• **Given request**:
Go through the entries and count the lines with the string "GOVERNMENT" in them. Give only that number.

Records from a data collection
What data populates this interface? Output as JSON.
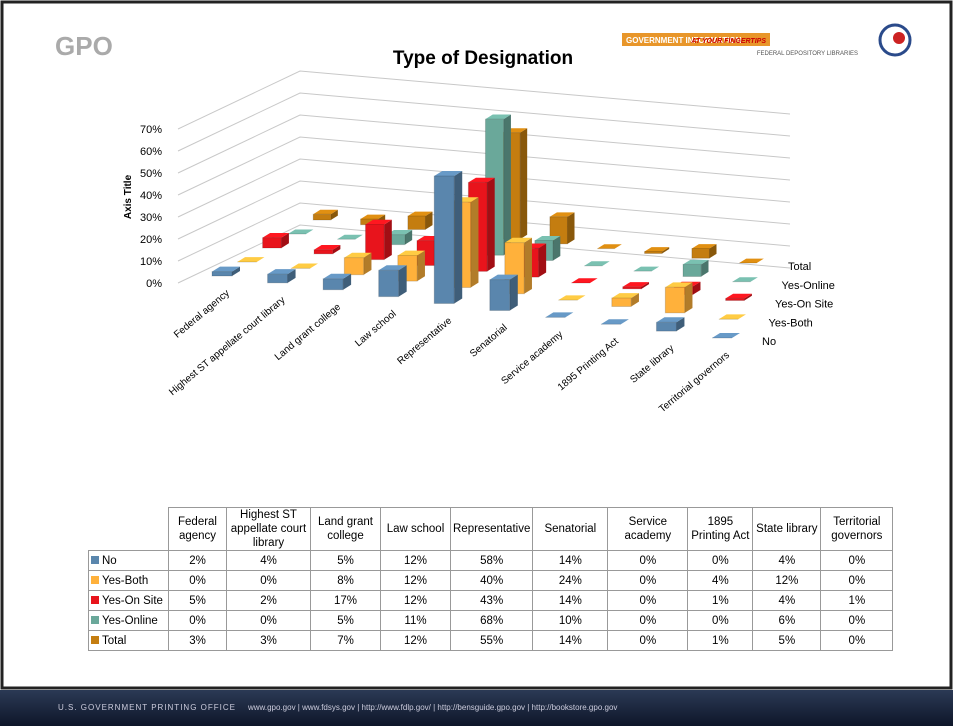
{
  "header": {
    "logo": "GPO",
    "banner": "GOVERNMENT INFORMATION",
    "banner_tagline": "AT YOUR FINGERTIPS",
    "banner_sub": "FEDERAL DEPOSITORY LIBRARIES"
  },
  "chart_data": {
    "type": "bar3d",
    "title": "Type of Designation",
    "y_label": "Axis Title",
    "categories": [
      "Federal agency",
      "Highest ST appellate court library",
      "Land grant college",
      "Law school",
      "Representative",
      "Senatorial",
      "Service academy",
      "1895 Printing Act",
      "State library",
      "Territorial governors"
    ],
    "series": [
      {
        "name": "No",
        "color": "#5a86ad",
        "values": [
          2,
          4,
          5,
          12,
          58,
          14,
          0,
          0,
          4,
          0
        ],
        "value_labels": [
          "2%",
          "4%",
          "5%",
          "12%",
          "58%",
          "14%",
          "0%",
          "0%",
          "4%",
          "0%"
        ]
      },
      {
        "name": "Yes-Both",
        "color": "#ffb13b",
        "values": [
          0,
          0,
          8,
          12,
          40,
          24,
          0,
          4,
          12,
          0
        ],
        "value_labels": [
          "0%",
          "0%",
          "8%",
          "12%",
          "40%",
          "24%",
          "0%",
          "4%",
          "12%",
          "0%"
        ]
      },
      {
        "name": "Yes-On Site",
        "color": "#e8141c",
        "values": [
          5,
          2,
          17,
          12,
          43,
          14,
          0,
          1,
          4,
          1
        ],
        "value_labels": [
          "5%",
          "2%",
          "17%",
          "12%",
          "43%",
          "14%",
          "0%",
          "1%",
          "4%",
          "1%"
        ]
      },
      {
        "name": "Yes-Online",
        "color": "#6aa89a",
        "values": [
          0,
          0,
          5,
          11,
          68,
          10,
          0,
          0,
          6,
          0
        ],
        "value_labels": [
          "0%",
          "0%",
          "5%",
          "11%",
          "68%",
          "10%",
          "0%",
          "0%",
          "6%",
          "0%"
        ]
      },
      {
        "name": "Total",
        "color": "#c47d10",
        "values": [
          3,
          3,
          7,
          12,
          55,
          14,
          0,
          1,
          5,
          0
        ],
        "value_labels": [
          "3%",
          "3%",
          "7%",
          "12%",
          "55%",
          "14%",
          "0%",
          "1%",
          "5%",
          "0%"
        ]
      }
    ],
    "ylim": [
      0,
      70
    ],
    "yticks": [
      {
        "value": 0,
        "label": "0%"
      },
      {
        "value": 10,
        "label": "10%"
      },
      {
        "value": 20,
        "label": "20%"
      },
      {
        "value": 30,
        "label": "30%"
      },
      {
        "value": 40,
        "label": "40%"
      },
      {
        "value": 50,
        "label": "50%"
      },
      {
        "value": 60,
        "label": "60%"
      },
      {
        "value": 70,
        "label": "70%"
      }
    ],
    "grid": true
  },
  "footer": {
    "org": "U.S. GOVERNMENT PRINTING OFFICE",
    "links": "www.gpo.gov | www.fdsys.gov | http://www.fdlp.gov/ | http://bensguide.gpo.gov | http://bookstore.gpo.gov"
  }
}
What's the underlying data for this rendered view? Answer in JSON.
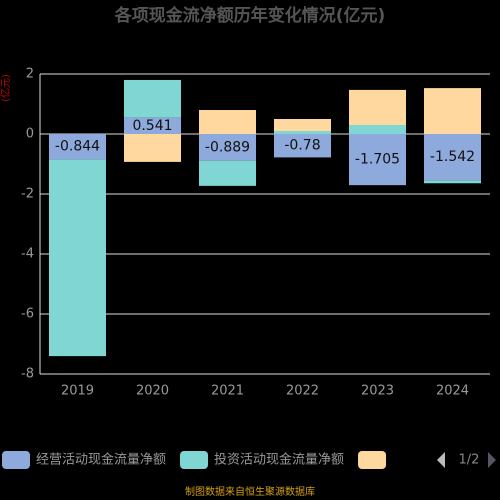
{
  "chart_data": {
    "type": "stacked_bar",
    "title": "各项现金流净额历年变化情况(亿元)",
    "y_label": "(亿元)",
    "categories": [
      "2019",
      "2020",
      "2021",
      "2022",
      "2023",
      "2024"
    ],
    "series": [
      {
        "name": "经营活动现金流量净额",
        "color": "#8ea9db",
        "values": [
          -0.844,
          0.541,
          -0.889,
          -0.78,
          -1.705,
          -1.542
        ]
      },
      {
        "name": "投资活动现金流量净额",
        "color": "#7fd6d3",
        "values": [
          -6.56,
          1.26,
          -0.84,
          0.1,
          0.3,
          -0.1
        ]
      },
      {
        "name": null,
        "color": "#ffd8a0",
        "values": [
          0,
          -0.93,
          0.8,
          0.4,
          1.17,
          1.53
        ]
      }
    ],
    "data_labels_series": 0,
    "ylim": [
      -8,
      2
    ],
    "yticks": [
      -8,
      -6,
      -4,
      -2,
      0,
      2
    ],
    "grid": true,
    "legend_page": "1/2",
    "footer": "制图数据来自恒生聚源数据库"
  }
}
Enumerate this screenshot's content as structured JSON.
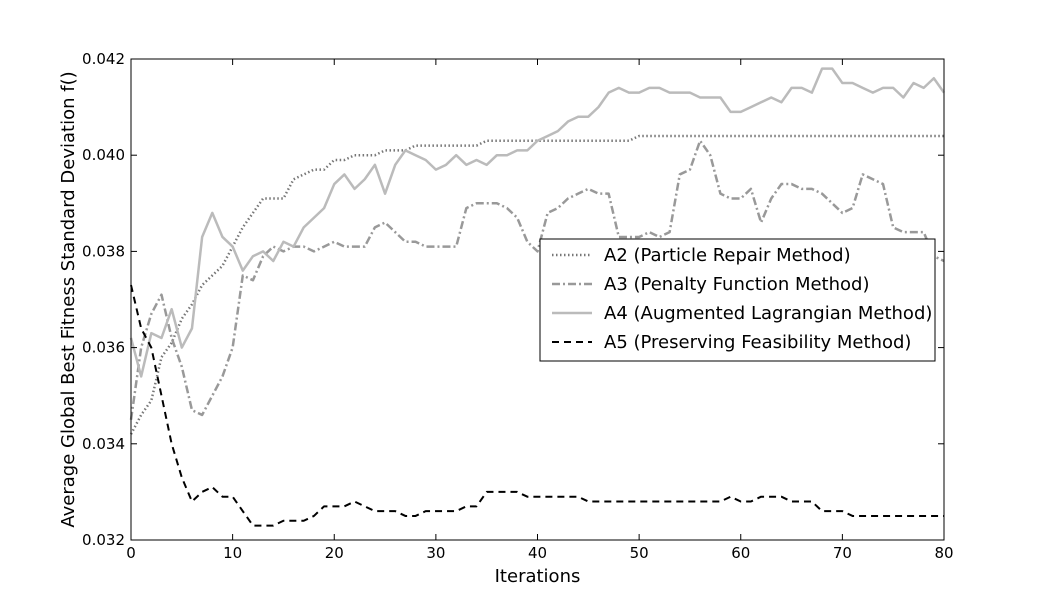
{
  "chart_data": {
    "type": "line",
    "title": "",
    "xlabel": "Iterations",
    "ylabel": "Average Global Best Fitness Standard Deviation f()",
    "xlim": [
      0,
      80
    ],
    "ylim": [
      0.032,
      0.042
    ],
    "xticks": [
      0,
      10,
      20,
      30,
      40,
      50,
      60,
      70,
      80
    ],
    "xtick_labels": [
      "0",
      "10",
      "20",
      "30",
      "40",
      "50",
      "60",
      "70",
      "80"
    ],
    "yticks": [
      0.032,
      0.034,
      0.036,
      0.038,
      0.04,
      0.042
    ],
    "ytick_labels": [
      "0.032",
      "0.034",
      "0.036",
      "0.038",
      "0.040",
      "0.042"
    ],
    "grid": false,
    "legend_position": "center-right",
    "series": [
      {
        "name": "A2 (Particle Repair Method)",
        "color": "#777777",
        "linestyle": "dotted",
        "x": [
          0,
          1,
          2,
          3,
          4,
          5,
          6,
          7,
          8,
          9,
          10,
          11,
          12,
          13,
          14,
          15,
          16,
          17,
          18,
          19,
          20,
          21,
          22,
          23,
          24,
          25,
          26,
          27,
          28,
          29,
          30,
          31,
          32,
          33,
          34,
          35,
          36,
          37,
          38,
          39,
          40,
          41,
          42,
          43,
          44,
          45,
          46,
          47,
          48,
          49,
          50,
          51,
          52,
          53,
          54,
          55,
          56,
          57,
          58,
          59,
          60,
          61,
          62,
          63,
          64,
          65,
          66,
          67,
          68,
          69,
          70,
          71,
          72,
          73,
          74,
          75,
          76,
          77,
          78,
          79,
          80
        ],
        "values": [
          0.0342,
          0.0346,
          0.0349,
          0.0358,
          0.0361,
          0.0366,
          0.0369,
          0.0373,
          0.0375,
          0.0377,
          0.0381,
          0.0385,
          0.0388,
          0.0391,
          0.0391,
          0.0391,
          0.0395,
          0.0396,
          0.0397,
          0.0397,
          0.0399,
          0.0399,
          0.04,
          0.04,
          0.04,
          0.0401,
          0.0401,
          0.0401,
          0.0402,
          0.0402,
          0.0402,
          0.0402,
          0.0402,
          0.0402,
          0.0402,
          0.0403,
          0.0403,
          0.0403,
          0.0403,
          0.0403,
          0.0403,
          0.0403,
          0.0403,
          0.0403,
          0.0403,
          0.0403,
          0.0403,
          0.0403,
          0.0403,
          0.0403,
          0.0404,
          0.0404,
          0.0404,
          0.0404,
          0.0404,
          0.0404,
          0.0404,
          0.0404,
          0.0404,
          0.0404,
          0.0404,
          0.0404,
          0.0404,
          0.0404,
          0.0404,
          0.0404,
          0.0404,
          0.0404,
          0.0404,
          0.0404,
          0.0404,
          0.0404,
          0.0404,
          0.0404,
          0.0404,
          0.0404,
          0.0404,
          0.0404,
          0.0404,
          0.0404,
          0.0404
        ]
      },
      {
        "name": "A3 (Penalty Function Method)",
        "color": "#999999",
        "linestyle": "dashdot",
        "x": [
          0,
          1,
          2,
          3,
          4,
          5,
          6,
          7,
          8,
          9,
          10,
          11,
          12,
          13,
          14,
          15,
          16,
          17,
          18,
          19,
          20,
          21,
          22,
          23,
          24,
          25,
          26,
          27,
          28,
          29,
          30,
          31,
          32,
          33,
          34,
          35,
          36,
          37,
          38,
          39,
          40,
          41,
          42,
          43,
          44,
          45,
          46,
          47,
          48,
          49,
          50,
          51,
          52,
          53,
          54,
          55,
          56,
          57,
          58,
          59,
          60,
          61,
          62,
          63,
          64,
          65,
          66,
          67,
          68,
          69,
          70,
          71,
          72,
          73,
          74,
          75,
          76,
          77,
          78,
          79,
          80
        ],
        "values": [
          0.0345,
          0.036,
          0.0367,
          0.0371,
          0.0362,
          0.0356,
          0.0347,
          0.0346,
          0.035,
          0.0354,
          0.036,
          0.0375,
          0.0374,
          0.0379,
          0.0381,
          0.038,
          0.0381,
          0.0381,
          0.038,
          0.0381,
          0.0382,
          0.0381,
          0.0381,
          0.0381,
          0.0385,
          0.0386,
          0.0384,
          0.0382,
          0.0382,
          0.0381,
          0.0381,
          0.0381,
          0.0381,
          0.0389,
          0.039,
          0.039,
          0.039,
          0.0389,
          0.0387,
          0.0382,
          0.038,
          0.0388,
          0.0389,
          0.0391,
          0.0392,
          0.0393,
          0.0392,
          0.0392,
          0.0383,
          0.0383,
          0.0383,
          0.0384,
          0.0383,
          0.0384,
          0.0396,
          0.0397,
          0.0403,
          0.04,
          0.0392,
          0.0391,
          0.0391,
          0.0393,
          0.0386,
          0.0391,
          0.0394,
          0.0394,
          0.0393,
          0.0393,
          0.0392,
          0.039,
          0.0388,
          0.0389,
          0.0396,
          0.0395,
          0.0394,
          0.0385,
          0.0384,
          0.0384,
          0.0384,
          0.0379,
          0.0378
        ]
      },
      {
        "name": "A4 (Augmented Lagrangian Method)",
        "color": "#bbbbbb",
        "linestyle": "solid",
        "x": [
          0,
          1,
          2,
          3,
          4,
          5,
          6,
          7,
          8,
          9,
          10,
          11,
          12,
          13,
          14,
          15,
          16,
          17,
          18,
          19,
          20,
          21,
          22,
          23,
          24,
          25,
          26,
          27,
          28,
          29,
          30,
          31,
          32,
          33,
          34,
          35,
          36,
          37,
          38,
          39,
          40,
          41,
          42,
          43,
          44,
          45,
          46,
          47,
          48,
          49,
          50,
          51,
          52,
          53,
          54,
          55,
          56,
          57,
          58,
          59,
          60,
          61,
          62,
          63,
          64,
          65,
          66,
          67,
          68,
          69,
          70,
          71,
          72,
          73,
          74,
          75,
          76,
          77,
          78,
          79,
          80
        ],
        "values": [
          0.0362,
          0.0354,
          0.0363,
          0.0362,
          0.0368,
          0.036,
          0.0364,
          0.0383,
          0.0388,
          0.0383,
          0.0381,
          0.0376,
          0.0379,
          0.038,
          0.0378,
          0.0382,
          0.0381,
          0.0385,
          0.0387,
          0.0389,
          0.0394,
          0.0396,
          0.0393,
          0.0395,
          0.0398,
          0.0392,
          0.0398,
          0.0401,
          0.04,
          0.0399,
          0.0397,
          0.0398,
          0.04,
          0.0398,
          0.0399,
          0.0398,
          0.04,
          0.04,
          0.0401,
          0.0401,
          0.0403,
          0.0404,
          0.0405,
          0.0407,
          0.0408,
          0.0408,
          0.041,
          0.0413,
          0.0414,
          0.0413,
          0.0413,
          0.0414,
          0.0414,
          0.0413,
          0.0413,
          0.0413,
          0.0412,
          0.0412,
          0.0412,
          0.0409,
          0.0409,
          0.041,
          0.0411,
          0.0412,
          0.0411,
          0.0414,
          0.0414,
          0.0413,
          0.0418,
          0.0418,
          0.0415,
          0.0415,
          0.0414,
          0.0413,
          0.0414,
          0.0414,
          0.0412,
          0.0415,
          0.0414,
          0.0416,
          0.0413
        ]
      },
      {
        "name": "A5 (Preserving Feasibility Method)",
        "color": "#000000",
        "linestyle": "dashed",
        "x": [
          0,
          1,
          2,
          3,
          4,
          5,
          6,
          7,
          8,
          9,
          10,
          11,
          12,
          13,
          14,
          15,
          16,
          17,
          18,
          19,
          20,
          21,
          22,
          23,
          24,
          25,
          26,
          27,
          28,
          29,
          30,
          31,
          32,
          33,
          34,
          35,
          36,
          37,
          38,
          39,
          40,
          41,
          42,
          43,
          44,
          45,
          46,
          47,
          48,
          49,
          50,
          51,
          52,
          53,
          54,
          55,
          56,
          57,
          58,
          59,
          60,
          61,
          62,
          63,
          64,
          65,
          66,
          67,
          68,
          69,
          70,
          71,
          72,
          73,
          74,
          75,
          76,
          77,
          78,
          79,
          80
        ],
        "values": [
          0.0373,
          0.0364,
          0.036,
          0.035,
          0.034,
          0.0333,
          0.0328,
          0.033,
          0.0331,
          0.0329,
          0.0329,
          0.0326,
          0.0323,
          0.0323,
          0.0323,
          0.0324,
          0.0324,
          0.0324,
          0.0325,
          0.0327,
          0.0327,
          0.0327,
          0.0328,
          0.0327,
          0.0326,
          0.0326,
          0.0326,
          0.0325,
          0.0325,
          0.0326,
          0.0326,
          0.0326,
          0.0326,
          0.0327,
          0.0327,
          0.033,
          0.033,
          0.033,
          0.033,
          0.0329,
          0.0329,
          0.0329,
          0.0329,
          0.0329,
          0.0329,
          0.0328,
          0.0328,
          0.0328,
          0.0328,
          0.0328,
          0.0328,
          0.0328,
          0.0328,
          0.0328,
          0.0328,
          0.0328,
          0.0328,
          0.0328,
          0.0328,
          0.0329,
          0.0328,
          0.0328,
          0.0329,
          0.0329,
          0.0329,
          0.0328,
          0.0328,
          0.0328,
          0.0326,
          0.0326,
          0.0326,
          0.0325,
          0.0325,
          0.0325,
          0.0325,
          0.0325,
          0.0325,
          0.0325,
          0.0325,
          0.0325,
          0.0325
        ]
      }
    ]
  }
}
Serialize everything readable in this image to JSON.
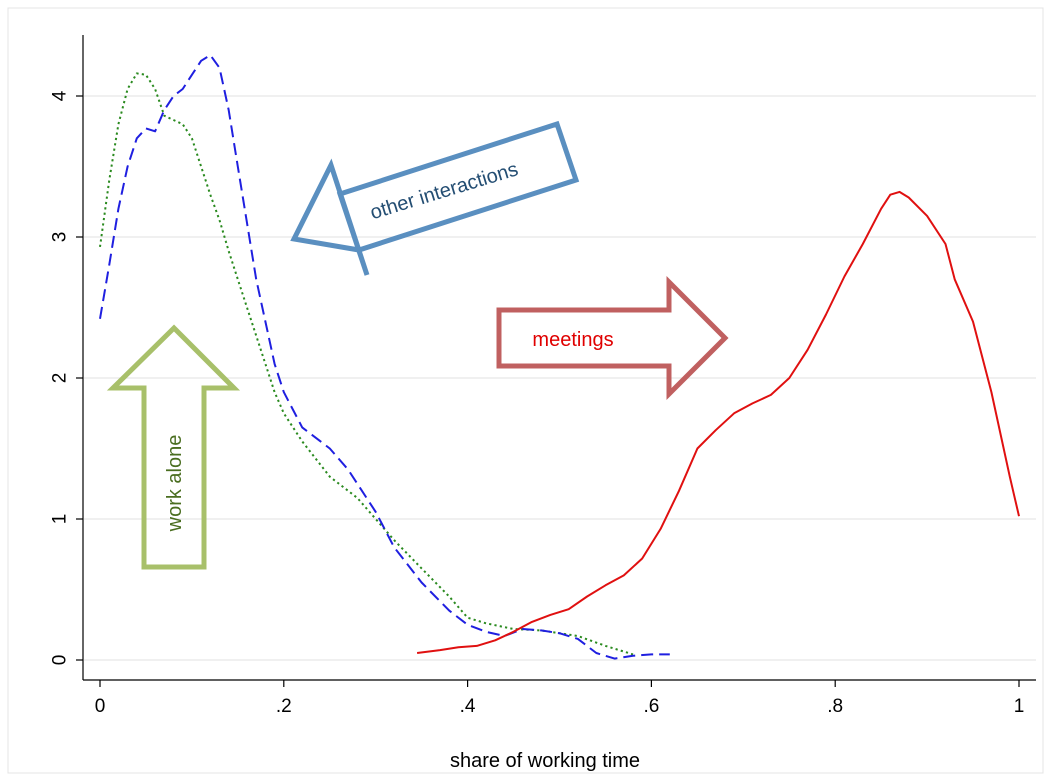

• **Task solution**:
2